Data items
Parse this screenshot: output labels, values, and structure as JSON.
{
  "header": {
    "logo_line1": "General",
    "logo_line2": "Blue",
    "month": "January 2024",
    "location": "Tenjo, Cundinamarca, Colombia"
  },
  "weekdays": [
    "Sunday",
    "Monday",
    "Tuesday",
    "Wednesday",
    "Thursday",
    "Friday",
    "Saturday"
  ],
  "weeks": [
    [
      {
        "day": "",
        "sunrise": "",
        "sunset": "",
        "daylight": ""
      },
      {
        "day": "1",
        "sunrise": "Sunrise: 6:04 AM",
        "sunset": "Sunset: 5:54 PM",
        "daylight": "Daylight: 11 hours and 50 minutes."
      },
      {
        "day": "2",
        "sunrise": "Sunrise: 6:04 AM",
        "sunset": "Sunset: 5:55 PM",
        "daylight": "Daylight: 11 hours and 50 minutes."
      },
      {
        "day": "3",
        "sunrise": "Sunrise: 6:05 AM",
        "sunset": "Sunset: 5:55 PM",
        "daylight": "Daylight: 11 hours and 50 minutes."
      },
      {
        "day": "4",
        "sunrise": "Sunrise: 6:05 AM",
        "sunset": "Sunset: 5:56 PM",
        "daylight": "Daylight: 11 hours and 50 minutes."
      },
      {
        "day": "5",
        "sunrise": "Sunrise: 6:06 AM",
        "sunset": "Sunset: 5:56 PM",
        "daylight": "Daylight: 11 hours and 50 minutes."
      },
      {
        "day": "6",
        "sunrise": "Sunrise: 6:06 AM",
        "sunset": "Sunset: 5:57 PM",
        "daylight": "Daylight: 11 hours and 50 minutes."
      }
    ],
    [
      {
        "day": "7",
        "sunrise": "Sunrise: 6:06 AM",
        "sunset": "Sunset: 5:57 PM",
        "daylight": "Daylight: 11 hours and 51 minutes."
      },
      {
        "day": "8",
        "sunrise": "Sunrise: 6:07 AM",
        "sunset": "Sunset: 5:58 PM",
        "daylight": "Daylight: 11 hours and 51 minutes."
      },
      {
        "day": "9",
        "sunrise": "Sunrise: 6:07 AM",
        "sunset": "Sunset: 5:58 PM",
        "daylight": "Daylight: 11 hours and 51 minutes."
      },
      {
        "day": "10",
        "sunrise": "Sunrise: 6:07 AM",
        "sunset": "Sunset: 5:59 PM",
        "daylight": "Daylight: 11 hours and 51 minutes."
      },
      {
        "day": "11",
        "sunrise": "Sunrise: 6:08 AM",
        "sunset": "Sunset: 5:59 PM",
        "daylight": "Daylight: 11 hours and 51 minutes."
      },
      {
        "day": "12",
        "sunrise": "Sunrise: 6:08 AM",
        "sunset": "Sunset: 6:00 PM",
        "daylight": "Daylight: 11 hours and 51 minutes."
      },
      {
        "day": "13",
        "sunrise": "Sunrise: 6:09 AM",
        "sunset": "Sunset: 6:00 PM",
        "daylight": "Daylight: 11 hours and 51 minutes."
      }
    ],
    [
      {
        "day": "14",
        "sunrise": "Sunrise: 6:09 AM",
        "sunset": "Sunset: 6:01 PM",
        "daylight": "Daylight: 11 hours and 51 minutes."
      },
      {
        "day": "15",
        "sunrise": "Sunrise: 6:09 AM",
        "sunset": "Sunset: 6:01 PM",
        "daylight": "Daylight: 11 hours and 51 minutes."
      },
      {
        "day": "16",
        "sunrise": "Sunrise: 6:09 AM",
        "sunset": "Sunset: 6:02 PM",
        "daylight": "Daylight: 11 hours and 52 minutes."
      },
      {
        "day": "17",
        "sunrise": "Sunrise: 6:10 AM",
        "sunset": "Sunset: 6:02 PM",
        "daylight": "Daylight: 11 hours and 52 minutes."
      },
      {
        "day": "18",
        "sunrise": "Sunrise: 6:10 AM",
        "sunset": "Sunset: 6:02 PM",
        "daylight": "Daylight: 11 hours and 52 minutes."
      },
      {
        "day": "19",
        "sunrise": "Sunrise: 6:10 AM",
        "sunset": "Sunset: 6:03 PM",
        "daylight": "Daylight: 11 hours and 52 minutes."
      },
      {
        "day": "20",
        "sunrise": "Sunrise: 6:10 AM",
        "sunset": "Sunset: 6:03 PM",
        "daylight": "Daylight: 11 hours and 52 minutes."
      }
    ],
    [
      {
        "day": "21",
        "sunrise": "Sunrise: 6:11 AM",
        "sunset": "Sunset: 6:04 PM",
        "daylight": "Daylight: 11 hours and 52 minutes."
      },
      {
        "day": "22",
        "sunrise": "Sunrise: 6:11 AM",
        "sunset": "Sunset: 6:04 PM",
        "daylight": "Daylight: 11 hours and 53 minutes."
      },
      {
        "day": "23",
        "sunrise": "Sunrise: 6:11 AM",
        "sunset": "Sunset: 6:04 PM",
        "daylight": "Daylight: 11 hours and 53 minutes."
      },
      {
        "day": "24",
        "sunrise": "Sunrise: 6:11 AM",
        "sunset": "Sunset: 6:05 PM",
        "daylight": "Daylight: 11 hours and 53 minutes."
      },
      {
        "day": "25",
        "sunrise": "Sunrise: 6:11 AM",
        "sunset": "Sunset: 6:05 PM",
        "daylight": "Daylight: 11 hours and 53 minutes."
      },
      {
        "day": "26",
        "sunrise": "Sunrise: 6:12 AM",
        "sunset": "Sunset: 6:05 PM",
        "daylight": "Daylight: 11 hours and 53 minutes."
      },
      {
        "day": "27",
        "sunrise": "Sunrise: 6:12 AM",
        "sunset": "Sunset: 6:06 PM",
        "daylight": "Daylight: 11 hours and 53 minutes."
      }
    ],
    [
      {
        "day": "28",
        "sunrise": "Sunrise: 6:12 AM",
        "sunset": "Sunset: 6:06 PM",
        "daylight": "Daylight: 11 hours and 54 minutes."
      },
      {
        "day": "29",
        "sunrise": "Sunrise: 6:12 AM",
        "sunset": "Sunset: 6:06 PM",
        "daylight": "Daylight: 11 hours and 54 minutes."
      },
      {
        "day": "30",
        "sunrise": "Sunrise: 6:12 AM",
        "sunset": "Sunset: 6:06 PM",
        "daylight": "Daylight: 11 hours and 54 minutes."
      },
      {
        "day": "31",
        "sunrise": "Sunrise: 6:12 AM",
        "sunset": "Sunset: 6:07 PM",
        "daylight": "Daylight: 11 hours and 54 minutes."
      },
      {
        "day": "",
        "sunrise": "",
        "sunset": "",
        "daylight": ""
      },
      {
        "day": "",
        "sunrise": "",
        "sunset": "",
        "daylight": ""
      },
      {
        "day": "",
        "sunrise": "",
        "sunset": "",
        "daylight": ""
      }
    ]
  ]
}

**What you should do**. Retype the records in full. Keep every line identical to the original.

**Solution for this problem**.
Parse this screenshot: output labels, values, and structure as JSON.
{
  "header": {
    "logo_line1": "General",
    "logo_line2": "Blue",
    "month": "January 2024",
    "location": "Tenjo, Cundinamarca, Colombia"
  },
  "weekdays": [
    "Sunday",
    "Monday",
    "Tuesday",
    "Wednesday",
    "Thursday",
    "Friday",
    "Saturday"
  ],
  "weeks": [
    [
      {
        "day": "",
        "sunrise": "",
        "sunset": "",
        "daylight": ""
      },
      {
        "day": "1",
        "sunrise": "Sunrise: 6:04 AM",
        "sunset": "Sunset: 5:54 PM",
        "daylight": "Daylight: 11 hours and 50 minutes."
      },
      {
        "day": "2",
        "sunrise": "Sunrise: 6:04 AM",
        "sunset": "Sunset: 5:55 PM",
        "daylight": "Daylight: 11 hours and 50 minutes."
      },
      {
        "day": "3",
        "sunrise": "Sunrise: 6:05 AM",
        "sunset": "Sunset: 5:55 PM",
        "daylight": "Daylight: 11 hours and 50 minutes."
      },
      {
        "day": "4",
        "sunrise": "Sunrise: 6:05 AM",
        "sunset": "Sunset: 5:56 PM",
        "daylight": "Daylight: 11 hours and 50 minutes."
      },
      {
        "day": "5",
        "sunrise": "Sunrise: 6:06 AM",
        "sunset": "Sunset: 5:56 PM",
        "daylight": "Daylight: 11 hours and 50 minutes."
      },
      {
        "day": "6",
        "sunrise": "Sunrise: 6:06 AM",
        "sunset": "Sunset: 5:57 PM",
        "daylight": "Daylight: 11 hours and 50 minutes."
      }
    ],
    [
      {
        "day": "7",
        "sunrise": "Sunrise: 6:06 AM",
        "sunset": "Sunset: 5:57 PM",
        "daylight": "Daylight: 11 hours and 51 minutes."
      },
      {
        "day": "8",
        "sunrise": "Sunrise: 6:07 AM",
        "sunset": "Sunset: 5:58 PM",
        "daylight": "Daylight: 11 hours and 51 minutes."
      },
      {
        "day": "9",
        "sunrise": "Sunrise: 6:07 AM",
        "sunset": "Sunset: 5:58 PM",
        "daylight": "Daylight: 11 hours and 51 minutes."
      },
      {
        "day": "10",
        "sunrise": "Sunrise: 6:07 AM",
        "sunset": "Sunset: 5:59 PM",
        "daylight": "Daylight: 11 hours and 51 minutes."
      },
      {
        "day": "11",
        "sunrise": "Sunrise: 6:08 AM",
        "sunset": "Sunset: 5:59 PM",
        "daylight": "Daylight: 11 hours and 51 minutes."
      },
      {
        "day": "12",
        "sunrise": "Sunrise: 6:08 AM",
        "sunset": "Sunset: 6:00 PM",
        "daylight": "Daylight: 11 hours and 51 minutes."
      },
      {
        "day": "13",
        "sunrise": "Sunrise: 6:09 AM",
        "sunset": "Sunset: 6:00 PM",
        "daylight": "Daylight: 11 hours and 51 minutes."
      }
    ],
    [
      {
        "day": "14",
        "sunrise": "Sunrise: 6:09 AM",
        "sunset": "Sunset: 6:01 PM",
        "daylight": "Daylight: 11 hours and 51 minutes."
      },
      {
        "day": "15",
        "sunrise": "Sunrise: 6:09 AM",
        "sunset": "Sunset: 6:01 PM",
        "daylight": "Daylight: 11 hours and 51 minutes."
      },
      {
        "day": "16",
        "sunrise": "Sunrise: 6:09 AM",
        "sunset": "Sunset: 6:02 PM",
        "daylight": "Daylight: 11 hours and 52 minutes."
      },
      {
        "day": "17",
        "sunrise": "Sunrise: 6:10 AM",
        "sunset": "Sunset: 6:02 PM",
        "daylight": "Daylight: 11 hours and 52 minutes."
      },
      {
        "day": "18",
        "sunrise": "Sunrise: 6:10 AM",
        "sunset": "Sunset: 6:02 PM",
        "daylight": "Daylight: 11 hours and 52 minutes."
      },
      {
        "day": "19",
        "sunrise": "Sunrise: 6:10 AM",
        "sunset": "Sunset: 6:03 PM",
        "daylight": "Daylight: 11 hours and 52 minutes."
      },
      {
        "day": "20",
        "sunrise": "Sunrise: 6:10 AM",
        "sunset": "Sunset: 6:03 PM",
        "daylight": "Daylight: 11 hours and 52 minutes."
      }
    ],
    [
      {
        "day": "21",
        "sunrise": "Sunrise: 6:11 AM",
        "sunset": "Sunset: 6:04 PM",
        "daylight": "Daylight: 11 hours and 52 minutes."
      },
      {
        "day": "22",
        "sunrise": "Sunrise: 6:11 AM",
        "sunset": "Sunset: 6:04 PM",
        "daylight": "Daylight: 11 hours and 53 minutes."
      },
      {
        "day": "23",
        "sunrise": "Sunrise: 6:11 AM",
        "sunset": "Sunset: 6:04 PM",
        "daylight": "Daylight: 11 hours and 53 minutes."
      },
      {
        "day": "24",
        "sunrise": "Sunrise: 6:11 AM",
        "sunset": "Sunset: 6:05 PM",
        "daylight": "Daylight: 11 hours and 53 minutes."
      },
      {
        "day": "25",
        "sunrise": "Sunrise: 6:11 AM",
        "sunset": "Sunset: 6:05 PM",
        "daylight": "Daylight: 11 hours and 53 minutes."
      },
      {
        "day": "26",
        "sunrise": "Sunrise: 6:12 AM",
        "sunset": "Sunset: 6:05 PM",
        "daylight": "Daylight: 11 hours and 53 minutes."
      },
      {
        "day": "27",
        "sunrise": "Sunrise: 6:12 AM",
        "sunset": "Sunset: 6:06 PM",
        "daylight": "Daylight: 11 hours and 53 minutes."
      }
    ],
    [
      {
        "day": "28",
        "sunrise": "Sunrise: 6:12 AM",
        "sunset": "Sunset: 6:06 PM",
        "daylight": "Daylight: 11 hours and 54 minutes."
      },
      {
        "day": "29",
        "sunrise": "Sunrise: 6:12 AM",
        "sunset": "Sunset: 6:06 PM",
        "daylight": "Daylight: 11 hours and 54 minutes."
      },
      {
        "day": "30",
        "sunrise": "Sunrise: 6:12 AM",
        "sunset": "Sunset: 6:06 PM",
        "daylight": "Daylight: 11 hours and 54 minutes."
      },
      {
        "day": "31",
        "sunrise": "Sunrise: 6:12 AM",
        "sunset": "Sunset: 6:07 PM",
        "daylight": "Daylight: 11 hours and 54 minutes."
      },
      {
        "day": "",
        "sunrise": "",
        "sunset": "",
        "daylight": ""
      },
      {
        "day": "",
        "sunrise": "",
        "sunset": "",
        "daylight": ""
      },
      {
        "day": "",
        "sunrise": "",
        "sunset": "",
        "daylight": ""
      }
    ]
  ]
}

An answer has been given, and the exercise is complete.